EXERCISE:
Restate the records that follow word for word; no pictures should appear.

DATA TO PROCESS:
________________

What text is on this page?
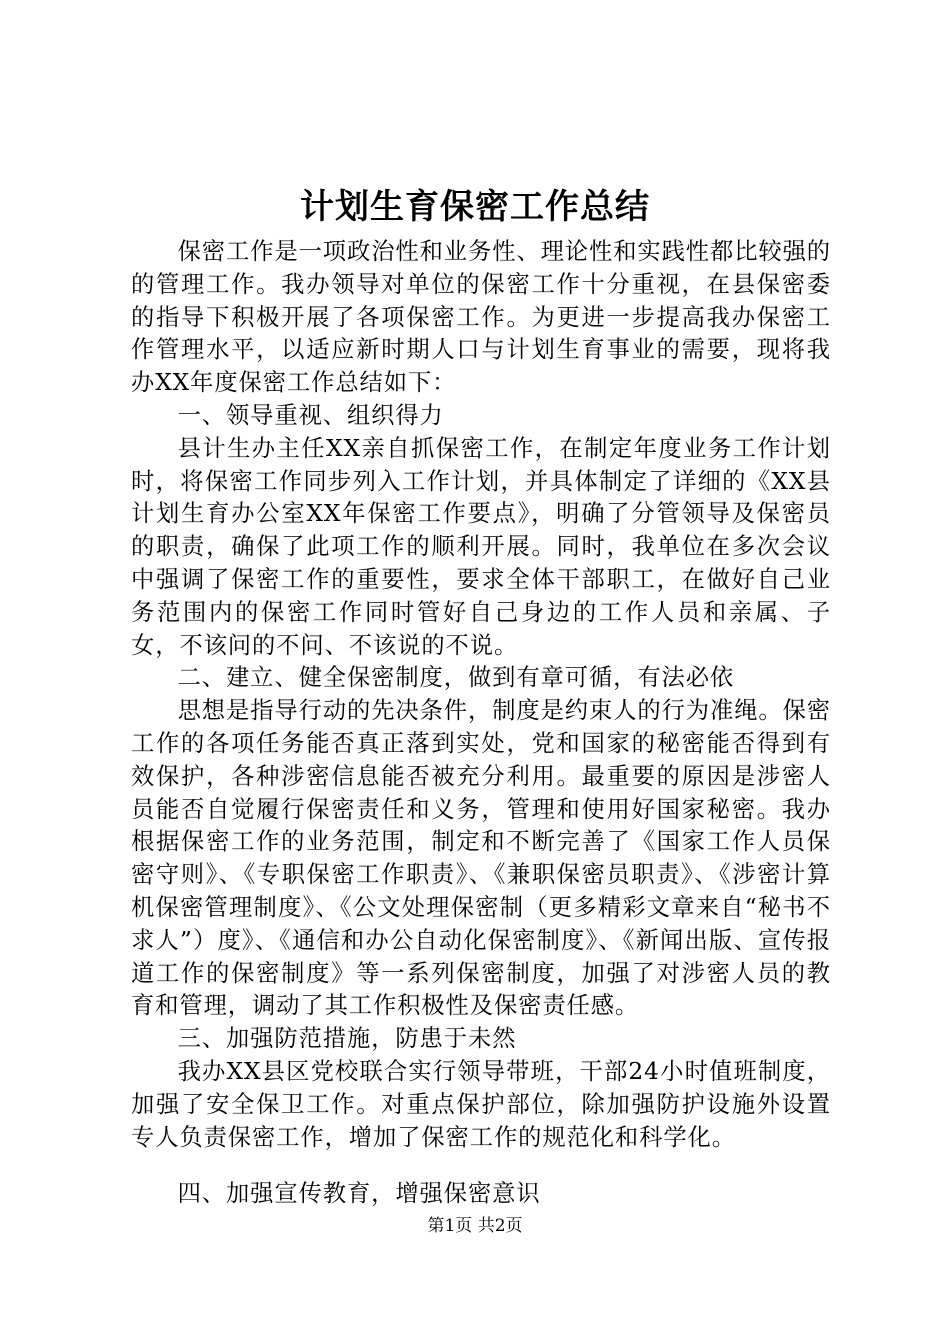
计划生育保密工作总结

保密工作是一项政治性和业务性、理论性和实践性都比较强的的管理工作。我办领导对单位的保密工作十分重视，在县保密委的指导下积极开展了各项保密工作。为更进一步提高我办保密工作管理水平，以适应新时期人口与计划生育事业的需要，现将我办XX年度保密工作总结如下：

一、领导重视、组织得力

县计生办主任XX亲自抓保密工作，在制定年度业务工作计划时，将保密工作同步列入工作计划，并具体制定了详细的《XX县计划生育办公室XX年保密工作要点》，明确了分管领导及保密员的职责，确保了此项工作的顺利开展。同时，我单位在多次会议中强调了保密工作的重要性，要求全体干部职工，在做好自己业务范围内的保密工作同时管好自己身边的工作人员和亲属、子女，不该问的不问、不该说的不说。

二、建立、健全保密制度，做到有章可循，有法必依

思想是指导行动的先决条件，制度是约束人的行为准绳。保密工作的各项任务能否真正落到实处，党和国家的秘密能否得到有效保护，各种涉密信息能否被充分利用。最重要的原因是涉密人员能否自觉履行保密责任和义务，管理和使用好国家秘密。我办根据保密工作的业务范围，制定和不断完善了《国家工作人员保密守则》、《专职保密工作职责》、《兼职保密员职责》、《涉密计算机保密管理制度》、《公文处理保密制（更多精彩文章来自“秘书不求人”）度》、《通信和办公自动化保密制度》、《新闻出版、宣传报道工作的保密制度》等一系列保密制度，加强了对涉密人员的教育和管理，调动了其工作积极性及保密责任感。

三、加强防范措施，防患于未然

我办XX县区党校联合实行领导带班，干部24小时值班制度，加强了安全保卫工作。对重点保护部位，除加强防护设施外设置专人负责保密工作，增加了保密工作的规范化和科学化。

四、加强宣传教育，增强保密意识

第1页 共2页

________________

EXERCISE RESPONSE:
What text is on this page?
计划生育保密工作总结

保密工作是一项政治性和业务性、理论性和实践性都比较强的的管理工作。我办领导对单位的保密工作十分重视，在县保密委的指导下积极开展了各项保密工作。为更进一步提高我办保密工作管理水平，以适应新时期人口与计划生育事业的需要，现将我办XX年度保密工作总结如下：

一、领导重视、组织得力

县计生办主任XX亲自抓保密工作，在制定年度业务工作计划时，将保密工作同步列入工作计划，并具体制定了详细的《XX县计划生育办公室XX年保密工作要点》，明确了分管领导及保密员的职责，确保了此项工作的顺利开展。同时，我单位在多次会议中强调了保密工作的重要性，要求全体干部职工，在做好自己业务范围内的保密工作同时管好自己身边的工作人员和亲属、子女，不该问的不问、不该说的不说。

二、建立、健全保密制度，做到有章可循，有法必依

思想是指导行动的先决条件，制度是约束人的行为准绳。保密工作的各项任务能否真正落到实处，党和国家的秘密能否得到有效保护，各种涉密信息能否被充分利用。最重要的原因是涉密人员能否自觉履行保密责任和义务，管理和使用好国家秘密。我办根据保密工作的业务范围，制定和不断完善了《国家工作人员保密守则》、《专职保密工作职责》、《兼职保密员职责》、《涉密计算机保密管理制度》、《公文处理保密制（更多精彩文章来自“秘书不求人”）度》、《通信和办公自动化保密制度》、《新闻出版、宣传报道工作的保密制度》等一系列保密制度，加强了对涉密人员的教育和管理，调动了其工作积极性及保密责任感。

三、加强防范措施，防患于未然

我办XX县区党校联合实行领导带班，干部24小时值班制度，加强了安全保卫工作。对重点保护部位，除加强防护设施外设置专人负责保密工作，增加了保密工作的规范化和科学化。

四、加强宣传教育，增强保密意识

第1页 共2页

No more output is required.